## Goal of the exercise
Tell how many lines in the data below hold the string "Tháng"; give nothing but the number.

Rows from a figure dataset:
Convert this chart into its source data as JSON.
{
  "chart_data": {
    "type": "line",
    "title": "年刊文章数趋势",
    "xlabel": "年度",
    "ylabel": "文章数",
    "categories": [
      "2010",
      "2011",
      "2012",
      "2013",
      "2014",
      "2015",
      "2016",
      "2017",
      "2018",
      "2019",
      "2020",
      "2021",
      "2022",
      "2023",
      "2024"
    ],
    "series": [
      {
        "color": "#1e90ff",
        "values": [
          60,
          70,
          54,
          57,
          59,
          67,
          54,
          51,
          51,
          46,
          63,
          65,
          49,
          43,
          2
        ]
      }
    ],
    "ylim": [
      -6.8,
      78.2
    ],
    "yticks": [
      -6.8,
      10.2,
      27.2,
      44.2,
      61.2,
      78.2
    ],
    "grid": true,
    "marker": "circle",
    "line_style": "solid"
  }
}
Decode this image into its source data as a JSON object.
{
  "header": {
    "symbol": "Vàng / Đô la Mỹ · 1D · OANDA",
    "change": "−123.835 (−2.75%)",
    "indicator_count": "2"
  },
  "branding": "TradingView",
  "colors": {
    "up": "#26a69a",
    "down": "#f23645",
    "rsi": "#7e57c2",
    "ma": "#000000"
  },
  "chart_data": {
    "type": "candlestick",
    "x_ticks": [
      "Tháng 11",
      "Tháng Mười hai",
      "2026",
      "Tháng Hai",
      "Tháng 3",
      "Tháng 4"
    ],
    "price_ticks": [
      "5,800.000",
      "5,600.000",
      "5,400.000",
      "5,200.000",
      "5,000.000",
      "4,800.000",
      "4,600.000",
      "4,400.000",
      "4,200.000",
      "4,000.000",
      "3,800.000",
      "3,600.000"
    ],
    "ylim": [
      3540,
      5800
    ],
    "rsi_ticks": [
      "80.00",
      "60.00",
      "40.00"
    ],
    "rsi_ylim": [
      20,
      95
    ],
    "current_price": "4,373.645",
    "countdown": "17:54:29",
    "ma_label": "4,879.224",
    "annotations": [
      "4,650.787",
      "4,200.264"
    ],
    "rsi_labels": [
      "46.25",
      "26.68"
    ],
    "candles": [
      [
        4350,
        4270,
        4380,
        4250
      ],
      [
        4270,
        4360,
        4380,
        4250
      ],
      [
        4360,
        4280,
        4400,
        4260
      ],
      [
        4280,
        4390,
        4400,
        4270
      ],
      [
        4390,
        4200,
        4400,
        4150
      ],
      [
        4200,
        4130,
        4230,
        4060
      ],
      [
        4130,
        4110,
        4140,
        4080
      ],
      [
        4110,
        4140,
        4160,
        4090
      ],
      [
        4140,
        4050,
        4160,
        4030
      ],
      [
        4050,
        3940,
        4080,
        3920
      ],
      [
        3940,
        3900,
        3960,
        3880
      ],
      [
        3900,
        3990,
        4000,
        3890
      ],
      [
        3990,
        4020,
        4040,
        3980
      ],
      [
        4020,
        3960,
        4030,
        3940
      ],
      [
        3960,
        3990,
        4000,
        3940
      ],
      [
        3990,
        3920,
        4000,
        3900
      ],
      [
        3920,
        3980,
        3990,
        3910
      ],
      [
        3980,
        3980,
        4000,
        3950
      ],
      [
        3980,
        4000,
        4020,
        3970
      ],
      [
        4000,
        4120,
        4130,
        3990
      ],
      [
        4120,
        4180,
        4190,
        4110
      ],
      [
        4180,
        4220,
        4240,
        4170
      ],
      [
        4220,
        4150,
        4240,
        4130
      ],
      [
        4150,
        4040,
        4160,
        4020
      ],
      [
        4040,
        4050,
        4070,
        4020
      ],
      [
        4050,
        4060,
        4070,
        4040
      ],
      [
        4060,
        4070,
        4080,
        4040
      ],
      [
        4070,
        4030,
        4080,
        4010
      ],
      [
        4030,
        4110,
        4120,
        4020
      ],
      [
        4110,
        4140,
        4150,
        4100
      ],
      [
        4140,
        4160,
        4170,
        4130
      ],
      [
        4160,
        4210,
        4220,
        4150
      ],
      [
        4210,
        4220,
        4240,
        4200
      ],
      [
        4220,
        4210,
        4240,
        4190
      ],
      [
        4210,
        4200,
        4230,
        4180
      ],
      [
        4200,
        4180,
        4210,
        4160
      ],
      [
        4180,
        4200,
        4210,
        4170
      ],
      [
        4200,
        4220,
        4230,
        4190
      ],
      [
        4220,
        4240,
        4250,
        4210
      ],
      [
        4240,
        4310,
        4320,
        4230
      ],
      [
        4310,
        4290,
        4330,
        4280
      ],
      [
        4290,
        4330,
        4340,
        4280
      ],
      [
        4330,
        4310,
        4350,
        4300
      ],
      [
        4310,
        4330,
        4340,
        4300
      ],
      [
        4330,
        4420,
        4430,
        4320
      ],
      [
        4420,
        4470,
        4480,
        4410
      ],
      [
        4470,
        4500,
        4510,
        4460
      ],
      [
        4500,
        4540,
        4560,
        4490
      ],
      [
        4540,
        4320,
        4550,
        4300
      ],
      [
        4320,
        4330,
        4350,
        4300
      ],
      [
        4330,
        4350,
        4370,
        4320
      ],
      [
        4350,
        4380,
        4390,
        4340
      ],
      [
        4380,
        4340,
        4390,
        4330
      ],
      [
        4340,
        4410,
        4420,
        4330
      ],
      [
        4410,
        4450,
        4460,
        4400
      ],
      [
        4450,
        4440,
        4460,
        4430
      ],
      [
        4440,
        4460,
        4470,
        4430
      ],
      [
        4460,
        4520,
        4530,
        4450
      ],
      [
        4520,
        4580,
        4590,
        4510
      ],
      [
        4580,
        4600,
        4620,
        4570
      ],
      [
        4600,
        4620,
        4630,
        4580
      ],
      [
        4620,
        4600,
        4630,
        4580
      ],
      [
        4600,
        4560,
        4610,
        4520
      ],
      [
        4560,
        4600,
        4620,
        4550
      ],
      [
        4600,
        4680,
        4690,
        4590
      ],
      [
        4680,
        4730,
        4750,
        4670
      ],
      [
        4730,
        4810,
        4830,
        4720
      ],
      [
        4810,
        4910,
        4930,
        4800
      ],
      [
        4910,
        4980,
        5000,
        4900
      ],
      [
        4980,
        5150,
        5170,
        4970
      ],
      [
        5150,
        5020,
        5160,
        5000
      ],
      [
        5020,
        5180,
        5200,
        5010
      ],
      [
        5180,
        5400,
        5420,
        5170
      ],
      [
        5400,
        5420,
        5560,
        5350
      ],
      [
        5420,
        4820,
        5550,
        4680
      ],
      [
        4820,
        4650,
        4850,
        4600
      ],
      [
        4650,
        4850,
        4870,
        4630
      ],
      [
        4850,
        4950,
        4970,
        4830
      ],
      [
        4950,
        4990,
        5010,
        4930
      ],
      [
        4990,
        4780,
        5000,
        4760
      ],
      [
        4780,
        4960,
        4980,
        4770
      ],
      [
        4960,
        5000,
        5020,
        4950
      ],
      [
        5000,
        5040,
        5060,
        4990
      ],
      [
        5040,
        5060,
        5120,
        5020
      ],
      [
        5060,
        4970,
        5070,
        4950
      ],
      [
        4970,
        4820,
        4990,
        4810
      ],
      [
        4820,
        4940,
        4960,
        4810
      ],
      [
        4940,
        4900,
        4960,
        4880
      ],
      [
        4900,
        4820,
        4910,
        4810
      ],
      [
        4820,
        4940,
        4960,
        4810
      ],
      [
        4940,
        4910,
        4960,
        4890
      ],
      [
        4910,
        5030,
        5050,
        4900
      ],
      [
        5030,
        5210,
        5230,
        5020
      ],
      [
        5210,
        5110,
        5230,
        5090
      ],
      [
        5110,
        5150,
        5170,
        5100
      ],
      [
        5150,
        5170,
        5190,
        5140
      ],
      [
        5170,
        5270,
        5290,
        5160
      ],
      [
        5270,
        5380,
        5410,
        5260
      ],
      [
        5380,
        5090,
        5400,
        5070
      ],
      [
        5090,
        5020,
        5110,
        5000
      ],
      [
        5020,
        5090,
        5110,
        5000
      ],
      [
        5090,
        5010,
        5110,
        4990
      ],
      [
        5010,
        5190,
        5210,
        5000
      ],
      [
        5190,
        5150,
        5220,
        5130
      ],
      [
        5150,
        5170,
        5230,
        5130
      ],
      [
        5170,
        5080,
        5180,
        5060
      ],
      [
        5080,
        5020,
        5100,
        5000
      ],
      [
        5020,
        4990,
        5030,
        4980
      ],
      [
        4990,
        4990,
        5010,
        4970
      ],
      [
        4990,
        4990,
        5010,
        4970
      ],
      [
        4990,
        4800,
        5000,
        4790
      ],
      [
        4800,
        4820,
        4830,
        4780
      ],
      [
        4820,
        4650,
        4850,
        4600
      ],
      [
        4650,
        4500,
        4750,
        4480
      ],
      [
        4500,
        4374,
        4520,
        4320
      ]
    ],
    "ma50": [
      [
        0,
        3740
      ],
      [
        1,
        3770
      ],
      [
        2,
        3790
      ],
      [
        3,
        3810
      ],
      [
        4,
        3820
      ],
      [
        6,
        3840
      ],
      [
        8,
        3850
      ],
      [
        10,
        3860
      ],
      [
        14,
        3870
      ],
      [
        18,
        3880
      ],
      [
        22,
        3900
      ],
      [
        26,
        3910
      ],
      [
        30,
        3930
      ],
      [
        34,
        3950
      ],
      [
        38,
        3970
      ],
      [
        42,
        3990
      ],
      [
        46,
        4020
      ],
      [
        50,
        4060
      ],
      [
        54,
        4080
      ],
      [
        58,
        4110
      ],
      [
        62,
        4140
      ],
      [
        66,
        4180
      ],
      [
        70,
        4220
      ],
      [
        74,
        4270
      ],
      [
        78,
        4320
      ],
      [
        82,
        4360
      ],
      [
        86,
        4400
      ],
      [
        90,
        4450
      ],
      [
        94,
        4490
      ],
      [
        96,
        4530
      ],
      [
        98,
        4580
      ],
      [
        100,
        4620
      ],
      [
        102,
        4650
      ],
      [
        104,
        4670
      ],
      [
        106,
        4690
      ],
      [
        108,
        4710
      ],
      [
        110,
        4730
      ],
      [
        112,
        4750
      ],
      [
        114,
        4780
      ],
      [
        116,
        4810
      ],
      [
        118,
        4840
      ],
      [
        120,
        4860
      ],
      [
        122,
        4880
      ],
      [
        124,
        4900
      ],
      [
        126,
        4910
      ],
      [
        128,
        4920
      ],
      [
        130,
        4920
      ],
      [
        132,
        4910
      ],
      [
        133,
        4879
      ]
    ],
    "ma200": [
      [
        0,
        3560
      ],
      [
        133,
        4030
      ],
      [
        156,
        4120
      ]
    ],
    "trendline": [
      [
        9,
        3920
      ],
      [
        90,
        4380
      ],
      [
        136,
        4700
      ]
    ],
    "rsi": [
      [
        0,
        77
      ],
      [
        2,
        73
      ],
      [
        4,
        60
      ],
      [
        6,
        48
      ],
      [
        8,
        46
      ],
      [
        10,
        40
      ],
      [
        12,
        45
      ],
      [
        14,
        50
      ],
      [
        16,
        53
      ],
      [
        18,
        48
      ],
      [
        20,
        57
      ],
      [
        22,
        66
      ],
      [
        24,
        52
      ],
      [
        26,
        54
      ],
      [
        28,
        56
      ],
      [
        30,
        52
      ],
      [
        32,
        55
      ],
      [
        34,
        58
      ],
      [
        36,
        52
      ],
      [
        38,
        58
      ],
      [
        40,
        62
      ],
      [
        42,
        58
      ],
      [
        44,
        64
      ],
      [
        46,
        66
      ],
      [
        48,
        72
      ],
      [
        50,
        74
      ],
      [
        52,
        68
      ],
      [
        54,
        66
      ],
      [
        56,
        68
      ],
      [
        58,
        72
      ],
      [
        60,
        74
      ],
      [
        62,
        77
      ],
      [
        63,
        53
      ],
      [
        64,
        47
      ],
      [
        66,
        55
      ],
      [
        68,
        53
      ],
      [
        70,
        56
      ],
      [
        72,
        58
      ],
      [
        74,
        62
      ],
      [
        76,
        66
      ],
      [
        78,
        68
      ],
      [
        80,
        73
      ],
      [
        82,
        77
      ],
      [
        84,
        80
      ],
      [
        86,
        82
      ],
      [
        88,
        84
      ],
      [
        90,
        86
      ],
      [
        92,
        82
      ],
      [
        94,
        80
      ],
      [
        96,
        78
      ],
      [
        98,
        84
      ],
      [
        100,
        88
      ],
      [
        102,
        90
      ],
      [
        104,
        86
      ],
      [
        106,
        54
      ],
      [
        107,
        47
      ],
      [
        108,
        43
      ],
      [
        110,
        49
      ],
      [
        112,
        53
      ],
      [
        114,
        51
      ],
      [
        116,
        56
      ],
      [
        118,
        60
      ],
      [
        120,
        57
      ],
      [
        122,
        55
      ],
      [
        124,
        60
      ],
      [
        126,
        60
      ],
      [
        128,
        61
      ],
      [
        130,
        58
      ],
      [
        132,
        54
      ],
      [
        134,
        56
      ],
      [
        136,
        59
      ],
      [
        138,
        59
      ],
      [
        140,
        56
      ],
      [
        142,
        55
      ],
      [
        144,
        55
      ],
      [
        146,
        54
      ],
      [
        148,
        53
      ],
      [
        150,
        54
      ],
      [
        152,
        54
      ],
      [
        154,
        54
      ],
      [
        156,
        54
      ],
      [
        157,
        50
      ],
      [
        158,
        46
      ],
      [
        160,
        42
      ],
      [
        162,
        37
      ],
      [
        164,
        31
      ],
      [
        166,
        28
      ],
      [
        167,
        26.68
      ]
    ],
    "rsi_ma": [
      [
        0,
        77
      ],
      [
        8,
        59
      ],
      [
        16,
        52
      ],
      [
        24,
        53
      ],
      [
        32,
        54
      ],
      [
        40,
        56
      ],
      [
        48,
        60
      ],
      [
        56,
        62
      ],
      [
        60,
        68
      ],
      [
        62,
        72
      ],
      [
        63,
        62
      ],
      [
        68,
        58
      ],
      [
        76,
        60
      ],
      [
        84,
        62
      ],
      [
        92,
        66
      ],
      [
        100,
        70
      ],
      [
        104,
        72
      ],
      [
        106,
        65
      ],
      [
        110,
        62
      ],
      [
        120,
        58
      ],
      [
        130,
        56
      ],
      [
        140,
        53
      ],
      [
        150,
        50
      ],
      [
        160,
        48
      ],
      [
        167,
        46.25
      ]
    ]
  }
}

## Written solution
5